━━━ SUPPLIED PASSAGE ━━━

AP report raises concerns about China and WHO; China denies

Health
Tedros Adhanom Ghebreyesus

FILE – In this Jan. 28, 2020, file photo, Tedros Adhanom Ghebreyesus, director general of the World Health Organization, left, shakes hands with Chinese President Xi Jinping before a meeting at the Great Hall of the People in Beijing. Throughout January, the World Health Organization publicly praised China for what it called a speedy response to the new coronavirus. It repeatedly thanked the Chinese government for sharing the genetic map of the virus “immediately” and said its work and commitment to transparency were “very impressive, and beyond words.” But behind the scenes, there were significant delays by China and considerable frustration among WHO officials over the lack of outbreak data, The Associated Press has found. (Naohiko Hatta/Pool Photo via AP, File)

At least two U.S. senators said Wednesday that China hid data from the World Health Organization that could have altered the course of the coronavirus outbreak, even as a Chinese official denied delays in sharing information and said the government acted openly and transparently.

They were referring to an Associated Press investigationpublished this week that found China stalled on providing critical coronavirus information to WHO, which expressed considerable frustration in private even as it praised the country in public. Politicians said the report raised key questions, and public health experts said it shed light on a story that has become highly politicized.

At a press briefing on Wednesday, Zhao Lijian, a spokesman for China’s Ministry of Foreign Affairs, called the AP report “seriously inconsistent with the facts.” He read off a timeline of events that did not contradict the AP’s findings and added that China had always maintained “close and good communication and cooperation with WHO.”

WHO officials refused to answer repeated questions Wednesday from international journalists about the AP report, but they did not question its accuracy.

Ami Bera, chairman of the U.S. House Foreign Affairs subcommittee that focuses on Asia, acknowledged that WHO was imperfect and said the U.N. health agency should stand up more forcefully to powerful countries like China.

“I do think the WHO has to be very careful in not being so conciliatory to China,” he said.

Senator Rick Scott said that instead of exposing China’s failure to share information, WHO officials praised the country’s response to the coronavirus.

The AP found significant delays by China in the early stages of the coronavirus outbreak that compromised the WHO’s understanding of how the disease was spreading, according to internal recordings of WHO meetings, documents and interviews. The AP uncovered evidence that China sat on releasing the genome of the virus for more than a week after three government labs had fully decoded it.

The recordings of meetings throughout January obtained by the AP showed the WHO was kept largely in the dark, while its public commendations of China were likely aimed at trying to coax more information out of officials.

Director-General Tedros Adhanom Ghebreyesus praised the Chinese response in public as “very impressive, and beyond words.”

Zhao said he was unfamiliar with the internal information cited by AP. But he said “the facts and data are in plain sight” and that China acted “with openness, transparency and a sense of responsibility.” He did not directly address the comments made by WHO officials in the recordings.

━━━

■ TASKS TO PERFORM
A) List every person named anywhere in the article on China and the WHO above.
B) Answer these questions from the article on China and the WHO:
(i) On what date was the file photo of Tedros and Xi Jinping taken?
(ii) What words did Zhao Lijian use to describe the AP report?
(iii) How long did China wait to release the virus genome after three government labs had fully decoded it?

━━━ DATA ━━━

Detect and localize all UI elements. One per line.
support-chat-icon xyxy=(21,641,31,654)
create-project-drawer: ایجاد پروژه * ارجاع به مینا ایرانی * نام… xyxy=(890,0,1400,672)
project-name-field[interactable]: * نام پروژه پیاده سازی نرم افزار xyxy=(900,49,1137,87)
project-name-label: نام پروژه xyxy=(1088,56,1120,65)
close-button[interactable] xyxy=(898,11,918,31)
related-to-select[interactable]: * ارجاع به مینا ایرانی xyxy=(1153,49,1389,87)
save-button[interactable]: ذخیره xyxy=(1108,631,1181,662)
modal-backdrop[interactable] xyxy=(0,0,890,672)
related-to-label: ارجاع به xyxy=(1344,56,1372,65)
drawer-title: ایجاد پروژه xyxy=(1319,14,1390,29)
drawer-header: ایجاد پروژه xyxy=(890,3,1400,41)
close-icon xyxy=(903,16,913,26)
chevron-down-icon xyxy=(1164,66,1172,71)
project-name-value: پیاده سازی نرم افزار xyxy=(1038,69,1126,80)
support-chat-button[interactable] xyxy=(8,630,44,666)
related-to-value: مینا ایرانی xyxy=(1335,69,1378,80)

━━━

■ SOLUTIONS BELOW
A)
Tedros Adhanom Ghebreyesus
Xi Jinping
Naohiko Hatta
Zhao Lijian
Ami Bera
Rick Scott

B)
(i) Jan. 28, 2020
(ii) "seriously inconsistent with the facts"
(iii) More than a week